Task description →
Below are the records; reproduce all of them exactly but without any images.

══ Supplied records ══

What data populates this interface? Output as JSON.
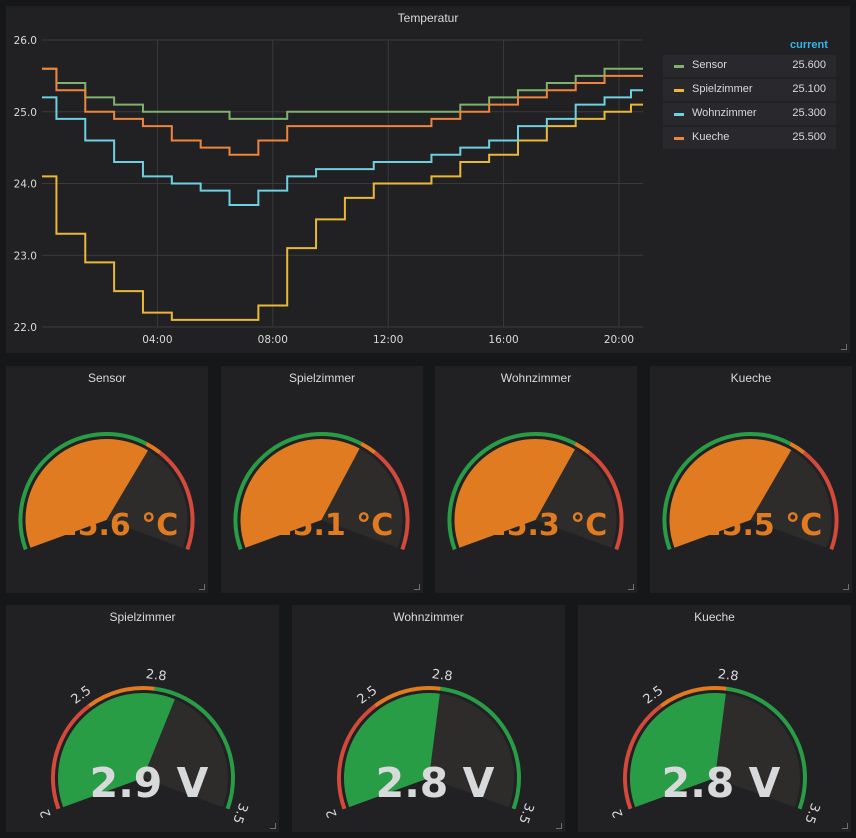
{
  "temperature_panel": {
    "title": "Temperatur",
    "legend_header": "current",
    "y_ticks": [
      "26.0",
      "25.0",
      "24.0",
      "23.0",
      "22.0"
    ],
    "x_ticks": [
      "04:00",
      "08:00",
      "12:00",
      "16:00",
      "20:00"
    ],
    "series_legend": [
      {
        "name": "Sensor",
        "value": "25.600",
        "color": "#7eb26d"
      },
      {
        "name": "Spielzimmer",
        "value": "25.100",
        "color": "#eab839"
      },
      {
        "name": "Wohnzimmer",
        "value": "25.300",
        "color": "#6ed0e0"
      },
      {
        "name": "Kueche",
        "value": "25.500",
        "color": "#ef843c"
      }
    ]
  },
  "temp_gauges": [
    {
      "title": "Sensor",
      "value": 25.6,
      "display": "25.6 °C"
    },
    {
      "title": "Spielzimmer",
      "value": 25.1,
      "display": "25.1 °C"
    },
    {
      "title": "Wohnzimmer",
      "value": 25.3,
      "display": "25.3 °C"
    },
    {
      "title": "Kueche",
      "value": 25.5,
      "display": "25.5 °C"
    }
  ],
  "volt_gauges": [
    {
      "title": "Spielzimmer",
      "value": 2.9,
      "display": "2.9 V"
    },
    {
      "title": "Wohnzimmer",
      "value": 2.8,
      "display": "2.8 V"
    },
    {
      "title": "Kueche",
      "value": 2.8,
      "display": "2.8 V"
    }
  ],
  "volt_scale": {
    "min": 2,
    "max": 3.5,
    "labels": [
      "2",
      "2.5",
      "2.8",
      "3.5"
    ]
  },
  "colors": {
    "gauge_temp_fill": "#e07b22",
    "gauge_volt_fill": "#299c46",
    "threshold_green": "#299c46",
    "threshold_orange": "#e07b22",
    "threshold_red": "#d44a3a",
    "gauge_track": "#2d2c2b"
  },
  "chart_data": {
    "type": "line",
    "title": "Temperatur",
    "xlabel": "",
    "ylabel": "",
    "x_ticks": [
      "04:00",
      "08:00",
      "12:00",
      "16:00",
      "20:00"
    ],
    "ylim": [
      22.0,
      26.0
    ],
    "grid": true,
    "legend": "right",
    "x": [
      "00:00",
      "01:00",
      "02:00",
      "03:00",
      "04:00",
      "05:00",
      "06:00",
      "07:00",
      "08:00",
      "09:00",
      "10:00",
      "11:00",
      "12:00",
      "13:00",
      "14:00",
      "15:00",
      "16:00",
      "17:00",
      "18:00",
      "19:00",
      "20:00",
      "20:50"
    ],
    "series": [
      {
        "name": "Sensor",
        "color": "#7eb26d",
        "values": [
          25.6,
          25.4,
          25.2,
          25.1,
          25.0,
          25.0,
          25.0,
          24.9,
          24.9,
          25.0,
          25.0,
          25.0,
          25.0,
          25.0,
          25.0,
          25.1,
          25.2,
          25.3,
          25.4,
          25.5,
          25.6,
          25.6
        ]
      },
      {
        "name": "Spielzimmer",
        "color": "#eab839",
        "values": [
          24.1,
          23.3,
          22.9,
          22.5,
          22.2,
          22.1,
          22.1,
          22.1,
          22.3,
          23.1,
          23.5,
          23.8,
          24.0,
          24.0,
          24.1,
          24.3,
          24.4,
          24.6,
          24.8,
          24.9,
          25.0,
          25.1
        ]
      },
      {
        "name": "Wohnzimmer",
        "color": "#6ed0e0",
        "values": [
          25.2,
          24.9,
          24.6,
          24.3,
          24.1,
          24.0,
          23.9,
          23.7,
          23.9,
          24.1,
          24.2,
          24.2,
          24.3,
          24.3,
          24.4,
          24.5,
          24.6,
          24.8,
          24.9,
          25.1,
          25.2,
          25.3
        ]
      },
      {
        "name": "Kueche",
        "color": "#ef843c",
        "values": [
          25.6,
          25.3,
          25.0,
          24.9,
          24.8,
          24.6,
          24.5,
          24.4,
          24.6,
          24.8,
          24.8,
          24.8,
          24.8,
          24.8,
          24.9,
          25.0,
          25.1,
          25.2,
          25.3,
          25.4,
          25.5,
          25.5
        ]
      }
    ]
  }
}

═══

Task answer →
What data populates this interface? Output as JSON.
{
  "temperature_panel": {
    "title": "Temperatur",
    "legend_header": "current",
    "y_ticks": [
      "26.0",
      "25.0",
      "24.0",
      "23.0",
      "22.0"
    ],
    "x_ticks": [
      "04:00",
      "08:00",
      "12:00",
      "16:00",
      "20:00"
    ],
    "series_legend": [
      {
        "name": "Sensor",
        "value": "25.600",
        "color": "#7eb26d"
      },
      {
        "name": "Spielzimmer",
        "value": "25.100",
        "color": "#eab839"
      },
      {
        "name": "Wohnzimmer",
        "value": "25.300",
        "color": "#6ed0e0"
      },
      {
        "name": "Kueche",
        "value": "25.500",
        "color": "#ef843c"
      }
    ]
  },
  "temp_gauges": [
    {
      "title": "Sensor",
      "value": 25.6,
      "display": "25.6 °C"
    },
    {
      "title": "Spielzimmer",
      "value": 25.1,
      "display": "25.1 °C"
    },
    {
      "title": "Wohnzimmer",
      "value": 25.3,
      "display": "25.3 °C"
    },
    {
      "title": "Kueche",
      "value": 25.5,
      "display": "25.5 °C"
    }
  ],
  "volt_gauges": [
    {
      "title": "Spielzimmer",
      "value": 2.9,
      "display": "2.9 V"
    },
    {
      "title": "Wohnzimmer",
      "value": 2.8,
      "display": "2.8 V"
    },
    {
      "title": "Kueche",
      "value": 2.8,
      "display": "2.8 V"
    }
  ],
  "volt_scale": {
    "min": 2,
    "max": 3.5,
    "labels": [
      "2",
      "2.5",
      "2.8",
      "3.5"
    ]
  },
  "colors": {
    "gauge_temp_fill": "#e07b22",
    "gauge_volt_fill": "#299c46",
    "threshold_green": "#299c46",
    "threshold_orange": "#e07b22",
    "threshold_red": "#d44a3a",
    "gauge_track": "#2d2c2b"
  },
  "chart_data": {
    "type": "line",
    "title": "Temperatur",
    "xlabel": "",
    "ylabel": "",
    "x_ticks": [
      "04:00",
      "08:00",
      "12:00",
      "16:00",
      "20:00"
    ],
    "ylim": [
      22.0,
      26.0
    ],
    "grid": true,
    "legend": "right",
    "x": [
      "00:00",
      "01:00",
      "02:00",
      "03:00",
      "04:00",
      "05:00",
      "06:00",
      "07:00",
      "08:00",
      "09:00",
      "10:00",
      "11:00",
      "12:00",
      "13:00",
      "14:00",
      "15:00",
      "16:00",
      "17:00",
      "18:00",
      "19:00",
      "20:00",
      "20:50"
    ],
    "series": [
      {
        "name": "Sensor",
        "color": "#7eb26d",
        "values": [
          25.6,
          25.4,
          25.2,
          25.1,
          25.0,
          25.0,
          25.0,
          24.9,
          24.9,
          25.0,
          25.0,
          25.0,
          25.0,
          25.0,
          25.0,
          25.1,
          25.2,
          25.3,
          25.4,
          25.5,
          25.6,
          25.6
        ]
      },
      {
        "name": "Spielzimmer",
        "color": "#eab839",
        "values": [
          24.1,
          23.3,
          22.9,
          22.5,
          22.2,
          22.1,
          22.1,
          22.1,
          22.3,
          23.1,
          23.5,
          23.8,
          24.0,
          24.0,
          24.1,
          24.3,
          24.4,
          24.6,
          24.8,
          24.9,
          25.0,
          25.1
        ]
      },
      {
        "name": "Wohnzimmer",
        "color": "#6ed0e0",
        "values": [
          25.2,
          24.9,
          24.6,
          24.3,
          24.1,
          24.0,
          23.9,
          23.7,
          23.9,
          24.1,
          24.2,
          24.2,
          24.3,
          24.3,
          24.4,
          24.5,
          24.6,
          24.8,
          24.9,
          25.1,
          25.2,
          25.3
        ]
      },
      {
        "name": "Kueche",
        "color": "#ef843c",
        "values": [
          25.6,
          25.3,
          25.0,
          24.9,
          24.8,
          24.6,
          24.5,
          24.4,
          24.6,
          24.8,
          24.8,
          24.8,
          24.8,
          24.8,
          24.9,
          25.0,
          25.1,
          25.2,
          25.3,
          25.4,
          25.5,
          25.5
        ]
      }
    ]
  }
}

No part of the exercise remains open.